Each entry below should be returned exactly as is, with the pictures removed.

** begin Entries shown **

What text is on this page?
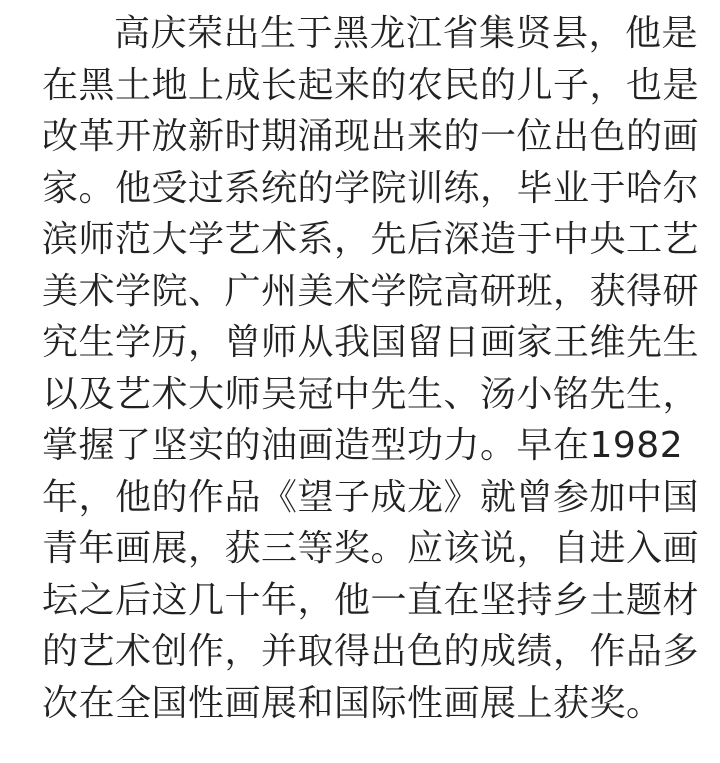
高庆荣出生于黑龙江省集贤县，他是
在黑土地上成长起来的农民的儿子，也是
改革开放新时期涌现出来的一位出色的画
家。他受过系统的学院训练，毕业于哈尔
滨师范大学艺术系，先后深造于中央工艺
美术学院、广州美术学院高研班，获得研
究生学历，曾师从我国留日画家王维先生
以及艺术大师吴冠中先生、汤小铭先生，
掌握了坚实的油画造型功力。早在1982
年，他的作品《望子成龙》就曾参加中国
青年画展，获三等奖。应该说，自进入画
坛之后这几十年，他一直在坚持乡土题材
的艺术创作，并取得出色的成绩，作品多
次在全国性画展和国际性画展上获奖。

** end Entries shown **

§ **Solution for this task**:
What text is on this page?
高庆荣出生于黑龙江省集贤县，他是
在黑土地上成长起来的农民的儿子，也是
改革开放新时期涌现出来的一位出色的画
家。他受过系统的学院训练，毕业于哈尔
滨师范大学艺术系，先后深造于中央工艺
美术学院、广州美术学院高研班，获得研
究生学历，曾师从我国留日画家王维先生
以及艺术大师吴冠中先生、汤小铭先生，
掌握了坚实的油画造型功力。早在1982
年，他的作品《望子成龙》就曾参加中国
青年画展，获三等奖。应该说，自进入画
坛之后这几十年，他一直在坚持乡土题材
的艺术创作，并取得出色的成绩，作品多
次在全国性画展和国际性画展上获奖。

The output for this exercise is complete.